*** RECORDS PROVIDED
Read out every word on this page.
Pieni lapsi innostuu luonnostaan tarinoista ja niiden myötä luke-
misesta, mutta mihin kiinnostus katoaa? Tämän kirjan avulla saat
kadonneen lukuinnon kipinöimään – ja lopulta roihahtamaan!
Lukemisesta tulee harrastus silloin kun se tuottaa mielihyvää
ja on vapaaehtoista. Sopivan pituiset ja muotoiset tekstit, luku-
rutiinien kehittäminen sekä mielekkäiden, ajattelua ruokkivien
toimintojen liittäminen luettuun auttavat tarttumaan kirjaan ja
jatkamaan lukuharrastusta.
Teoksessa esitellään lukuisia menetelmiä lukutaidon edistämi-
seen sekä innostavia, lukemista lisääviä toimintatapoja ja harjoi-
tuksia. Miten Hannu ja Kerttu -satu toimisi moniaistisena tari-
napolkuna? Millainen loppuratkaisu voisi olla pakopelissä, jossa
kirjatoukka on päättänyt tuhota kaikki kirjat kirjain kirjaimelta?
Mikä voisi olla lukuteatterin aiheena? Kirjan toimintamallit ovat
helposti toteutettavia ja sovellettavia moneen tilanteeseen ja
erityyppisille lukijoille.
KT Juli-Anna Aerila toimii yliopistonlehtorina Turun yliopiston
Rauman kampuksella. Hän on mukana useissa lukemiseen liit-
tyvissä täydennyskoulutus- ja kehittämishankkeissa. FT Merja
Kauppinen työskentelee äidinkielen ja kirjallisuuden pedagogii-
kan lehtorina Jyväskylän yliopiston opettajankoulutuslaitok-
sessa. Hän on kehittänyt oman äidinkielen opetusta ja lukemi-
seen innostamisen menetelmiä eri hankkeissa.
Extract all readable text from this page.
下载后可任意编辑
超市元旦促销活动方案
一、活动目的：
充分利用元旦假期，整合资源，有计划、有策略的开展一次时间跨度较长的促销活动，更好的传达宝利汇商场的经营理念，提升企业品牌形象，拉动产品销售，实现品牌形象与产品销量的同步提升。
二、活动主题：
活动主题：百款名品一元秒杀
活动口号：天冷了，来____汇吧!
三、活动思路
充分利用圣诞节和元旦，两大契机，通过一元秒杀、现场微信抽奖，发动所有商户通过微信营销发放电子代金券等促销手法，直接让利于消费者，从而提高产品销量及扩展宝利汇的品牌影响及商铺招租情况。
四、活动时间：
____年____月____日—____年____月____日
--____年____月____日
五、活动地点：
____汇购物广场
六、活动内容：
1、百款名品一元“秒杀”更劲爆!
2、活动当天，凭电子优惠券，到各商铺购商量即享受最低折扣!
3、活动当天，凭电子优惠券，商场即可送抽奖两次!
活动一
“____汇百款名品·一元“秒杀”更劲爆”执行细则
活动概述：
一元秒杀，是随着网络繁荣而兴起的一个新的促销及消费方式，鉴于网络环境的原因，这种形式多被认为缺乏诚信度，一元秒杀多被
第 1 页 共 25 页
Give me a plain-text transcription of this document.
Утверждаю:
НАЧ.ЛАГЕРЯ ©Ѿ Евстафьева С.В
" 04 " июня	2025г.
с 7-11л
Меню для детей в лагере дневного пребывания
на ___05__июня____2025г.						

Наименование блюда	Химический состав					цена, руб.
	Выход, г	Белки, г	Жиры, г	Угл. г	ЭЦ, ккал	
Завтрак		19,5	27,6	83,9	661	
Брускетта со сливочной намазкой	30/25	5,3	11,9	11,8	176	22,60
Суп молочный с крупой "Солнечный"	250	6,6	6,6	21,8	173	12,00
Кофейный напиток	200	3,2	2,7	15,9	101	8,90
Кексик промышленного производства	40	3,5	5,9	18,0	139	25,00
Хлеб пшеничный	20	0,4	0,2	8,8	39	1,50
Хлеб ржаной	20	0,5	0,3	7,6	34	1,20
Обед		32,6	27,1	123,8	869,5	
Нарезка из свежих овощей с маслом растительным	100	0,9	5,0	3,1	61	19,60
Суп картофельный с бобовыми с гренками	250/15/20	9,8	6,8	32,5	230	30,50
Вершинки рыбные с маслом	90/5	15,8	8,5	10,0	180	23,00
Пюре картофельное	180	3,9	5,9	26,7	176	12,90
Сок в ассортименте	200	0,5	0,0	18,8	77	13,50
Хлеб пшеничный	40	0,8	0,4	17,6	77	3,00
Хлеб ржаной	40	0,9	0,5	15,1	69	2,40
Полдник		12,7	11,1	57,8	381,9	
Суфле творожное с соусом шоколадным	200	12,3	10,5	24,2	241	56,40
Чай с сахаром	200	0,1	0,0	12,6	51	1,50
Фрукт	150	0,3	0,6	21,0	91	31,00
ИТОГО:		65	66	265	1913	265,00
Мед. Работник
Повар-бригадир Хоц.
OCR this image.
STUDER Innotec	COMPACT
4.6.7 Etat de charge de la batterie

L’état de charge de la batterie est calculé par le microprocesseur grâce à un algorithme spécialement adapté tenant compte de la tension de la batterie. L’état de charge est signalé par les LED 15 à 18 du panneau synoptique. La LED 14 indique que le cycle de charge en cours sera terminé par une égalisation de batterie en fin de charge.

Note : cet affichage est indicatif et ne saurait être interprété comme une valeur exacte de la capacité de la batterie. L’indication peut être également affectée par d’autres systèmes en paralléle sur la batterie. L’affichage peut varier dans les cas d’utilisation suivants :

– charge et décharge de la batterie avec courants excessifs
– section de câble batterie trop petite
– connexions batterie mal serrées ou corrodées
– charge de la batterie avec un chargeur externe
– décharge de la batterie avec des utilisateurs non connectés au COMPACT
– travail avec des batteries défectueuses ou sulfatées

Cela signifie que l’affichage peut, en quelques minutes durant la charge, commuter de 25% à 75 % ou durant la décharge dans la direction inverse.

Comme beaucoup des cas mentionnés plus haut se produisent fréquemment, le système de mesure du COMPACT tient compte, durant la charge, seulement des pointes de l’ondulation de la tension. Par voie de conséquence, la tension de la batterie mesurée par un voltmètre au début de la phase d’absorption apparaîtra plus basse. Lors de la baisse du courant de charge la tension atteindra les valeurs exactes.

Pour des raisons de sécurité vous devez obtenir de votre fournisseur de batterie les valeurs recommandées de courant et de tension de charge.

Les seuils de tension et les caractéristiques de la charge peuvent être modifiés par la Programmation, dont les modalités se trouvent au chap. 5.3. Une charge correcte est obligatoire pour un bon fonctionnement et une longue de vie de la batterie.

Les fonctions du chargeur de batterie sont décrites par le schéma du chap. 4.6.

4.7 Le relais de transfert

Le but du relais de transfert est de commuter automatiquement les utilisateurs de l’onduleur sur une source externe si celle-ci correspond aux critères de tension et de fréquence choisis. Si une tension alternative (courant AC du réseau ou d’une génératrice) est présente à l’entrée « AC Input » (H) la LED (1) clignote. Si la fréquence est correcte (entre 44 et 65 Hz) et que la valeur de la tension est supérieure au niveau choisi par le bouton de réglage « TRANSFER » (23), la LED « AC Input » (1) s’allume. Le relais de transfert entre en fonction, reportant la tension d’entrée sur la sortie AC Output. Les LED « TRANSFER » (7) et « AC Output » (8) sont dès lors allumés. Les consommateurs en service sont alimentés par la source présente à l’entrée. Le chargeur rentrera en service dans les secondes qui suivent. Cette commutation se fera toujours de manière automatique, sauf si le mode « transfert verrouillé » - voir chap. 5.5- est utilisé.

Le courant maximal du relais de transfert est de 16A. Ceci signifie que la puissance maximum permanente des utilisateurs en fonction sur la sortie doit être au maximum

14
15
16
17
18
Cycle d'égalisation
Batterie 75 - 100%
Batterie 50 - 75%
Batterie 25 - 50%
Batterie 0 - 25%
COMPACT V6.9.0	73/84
******
Transcribe every line of the data, exactly as it stands.

Read out every word on this page.
Pieni lapsi innostuu luonnostaan tarinoista ja niiden myötä luke-
misesta, mutta mihin kiinnostus katoaa? Tämän kirjan avulla saat
kadonneen lukuinnon kipinöimään – ja lopulta roihahtamaan!
Lukemisesta tulee harrastus silloin kun se tuottaa mielihyvää
ja on vapaaehtoista. Sopivan pituiset ja muotoiset tekstit, luku-
rutiinien kehittäminen sekä mielekkäiden, ajattelua ruokkivien
toimintojen liittäminen luettuun auttavat tarttumaan kirjaan ja
jatkamaan lukuharrastusta.
Teoksessa esitellään lukuisia menetelmiä lukutaidon edistämi-
seen sekä innostavia, lukemista lisääviä toimintatapoja ja harjoi-
tuksia. Miten Hannu ja Kerttu -satu toimisi moniaistisena tari-
napolkuna? Millainen loppuratkaisu voisi olla pakopelissä, jossa
kirjatoukka on päättänyt tuhota kaikki kirjat kirjain kirjaimelta?
Mikä voisi olla lukuteatterin aiheena? Kirjan toimintamallit ovat
helposti toteutettavia ja sovellettavia moneen tilanteeseen ja
erityyppisille lukijoille.
KT Juli-Anna Aerila toimii yliopistonlehtorina Turun yliopiston
Rauman kampuksella. Hän on mukana useissa lukemiseen liit-
tyvissä täydennyskoulutus- ja kehittämishankkeissa. FT Merja
Kauppinen työskentelee äidinkielen ja kirjallisuuden pedagogii-
kan lehtorina Jyväskylän yliopiston opettajankoulutuslaitok-
sessa. Hän on kehittänyt oman äidinkielen opetusta ja lukemi-
seen innostamisen menetelmiä eri hankkeissa.
Extract all readable text from this page.
下载后可任意编辑
超市元旦促销活动方案
一、活动目的：
充分利用元旦假期，整合资源，有计划、有策略的开展一次时间跨度较长的促销活动，更好的传达宝利汇商场的经营理念，提升企业品牌形象，拉动产品销售，实现品牌形象与产品销量的同步提升。
二、活动主题：
活动主题：百款名品一元秒杀
活动口号：天冷了，来____汇吧!
三、活动思路
充分利用圣诞节和元旦，两大契机，通过一元秒杀、现场微信抽奖，发动所有商户通过微信营销发放电子代金券等促销手法，直接让利于消费者，从而提高产品销量及扩展宝利汇的品牌影响及商铺招租情况。
四、活动时间：
____年____月____日—____年____月____日
--____年____月____日
五、活动地点：
____汇购物广场
六、活动内容：
1、百款名品一元“秒杀”更劲爆!
2、活动当天，凭电子优惠券，到各商铺购商量即享受最低折扣!
3、活动当天，凭电子优惠券，商场即可送抽奖两次!
活动一
“____汇百款名品·一元“秒杀”更劲爆”执行细则
活动概述：
一元秒杀，是随着网络繁荣而兴起的一个新的促销及消费方式，鉴于网络环境的原因，这种形式多被认为缺乏诚信度，一元秒杀多被
第 1 页 共 25 页
Give me a plain-text transcription of this document.
Утверждаю:
НАЧ.ЛАГЕРЯ ©Ѿ Евстафьева С.В
" 04 " июня	2025г.
с 7-11л
Меню для детей в лагере дневного пребывания
на ___05__июня____2025г.						

Наименование блюда	Химический состав					цена, руб.
	Выход, г	Белки, г	Жиры, г	Угл. г	ЭЦ, ккал	
Завтрак		19,5	27,6	83,9	661	
Брускетта со сливочной намазкой	30/25	5,3	11,9	11,8	176	22,60
Суп молочный с крупой "Солнечный"	250	6,6	6,6	21,8	173	12,00
Кофейный напиток	200	3,2	2,7	15,9	101	8,90
Кексик промышленного производства	40	3,5	5,9	18,0	139	25,00
Хлеб пшеничный	20	0,4	0,2	8,8	39	1,50
Хлеб ржаной	20	0,5	0,3	7,6	34	1,20
Обед		32,6	27,1	123,8	869,5	
Нарезка из свежих овощей с маслом растительным	100	0,9	5,0	3,1	61	19,60
Суп картофельный с бобовыми с гренками	250/15/20	9,8	6,8	32,5	230	30,50
Вершинки рыбные с маслом	90/5	15,8	8,5	10,0	180	23,00
Пюре картофельное	180	3,9	5,9	26,7	176	12,90
Сок в ассортименте	200	0,5	0,0	18,8	77	13,50
Хлеб пшеничный	40	0,8	0,4	17,6	77	3,00
Хлеб ржаной	40	0,9	0,5	15,1	69	2,40
Полдник		12,7	11,1	57,8	381,9	
Суфле творожное с соусом шоколадным	200	12,3	10,5	24,2	241	56,40
Чай с сахаром	200	0,1	0,0	12,6	51	1,50
Фрукт	150	0,3	0,6	21,0	91	31,00
ИТОГО:		65	66	265	1913	265,00
Мед. Работник
Повар-бригадир Хоц.
OCR this image.
STUDER Innotec	COMPACT
4.6.7 Etat de charge de la batterie

L’état de charge de la batterie est calculé par le microprocesseur grâce à un algorithme spécialement adapté tenant compte de la tension de la batterie. L’état de charge est signalé par les LED 15 à 18 du panneau synoptique. La LED 14 indique que le cycle de charge en cours sera terminé par une égalisation de batterie en fin de charge.

Note : cet affichage est indicatif et ne saurait être interprété comme une valeur exacte de la capacité de la batterie. L’indication peut être également affectée par d’autres systèmes en paralléle sur la batterie. L’affichage peut varier dans les cas d’utilisation suivants :

– charge et décharge de la batterie avec courants excessifs
– section de câble batterie trop petite
– connexions batterie mal serrées ou corrodées
– charge de la batterie avec un chargeur externe
– décharge de la batterie avec des utilisateurs non connectés au COMPACT
– travail avec des batteries défectueuses ou sulfatées

Cela signifie que l’affichage peut, en quelques minutes durant la charge, commuter de 25% à 75 % ou durant la décharge dans la direction inverse.

Comme beaucoup des cas mentionnés plus haut se produisent fréquemment, le système de mesure du COMPACT tient compte, durant la charge, seulement des pointes de l’ondulation de la tension. Par voie de conséquence, la tension de la batterie mesurée par un voltmètre au début de la phase d’absorption apparaîtra plus basse. Lors de la baisse du courant de charge la tension atteindra les valeurs exactes.

Pour des raisons de sécurité vous devez obtenir de votre fournisseur de batterie les valeurs recommandées de courant et de tension de charge.

Les seuils de tension et les caractéristiques de la charge peuvent être modifiés par la Programmation, dont les modalités se trouvent au chap. 5.3. Une charge correcte est obligatoire pour un bon fonctionnement et une longue de vie de la batterie.

Les fonctions du chargeur de batterie sont décrites par le schéma du chap. 4.6.

4.7 Le relais de transfert

Le but du relais de transfert est de commuter automatiquement les utilisateurs de l’onduleur sur une source externe si celle-ci correspond aux critères de tension et de fréquence choisis. Si une tension alternative (courant AC du réseau ou d’une génératrice) est présente à l’entrée « AC Input » (H) la LED (1) clignote. Si la fréquence est correcte (entre 44 et 65 Hz) et que la valeur de la tension est supérieure au niveau choisi par le bouton de réglage « TRANSFER » (23), la LED « AC Input » (1) s’allume. Le relais de transfert entre en fonction, reportant la tension d’entrée sur la sortie AC Output. Les LED « TRANSFER » (7) et « AC Output » (8) sont dès lors allumés. Les consommateurs en service sont alimentés par la source présente à l’entrée. Le chargeur rentrera en service dans les secondes qui suivent. Cette commutation se fera toujours de manière automatique, sauf si le mode « transfert verrouillé » - voir chap. 5.5- est utilisé.

Le courant maximal du relais de transfert est de 16A. Ceci signifie que la puissance maximum permanente des utilisateurs en fonction sur la sortie doit être au maximum

14
15
16
17
18
Cycle d'égalisation
Batterie 75 - 100%
Batterie 50 - 75%
Batterie 25 - 50%
Batterie 0 - 25%
COMPACT V6.9.0	73/84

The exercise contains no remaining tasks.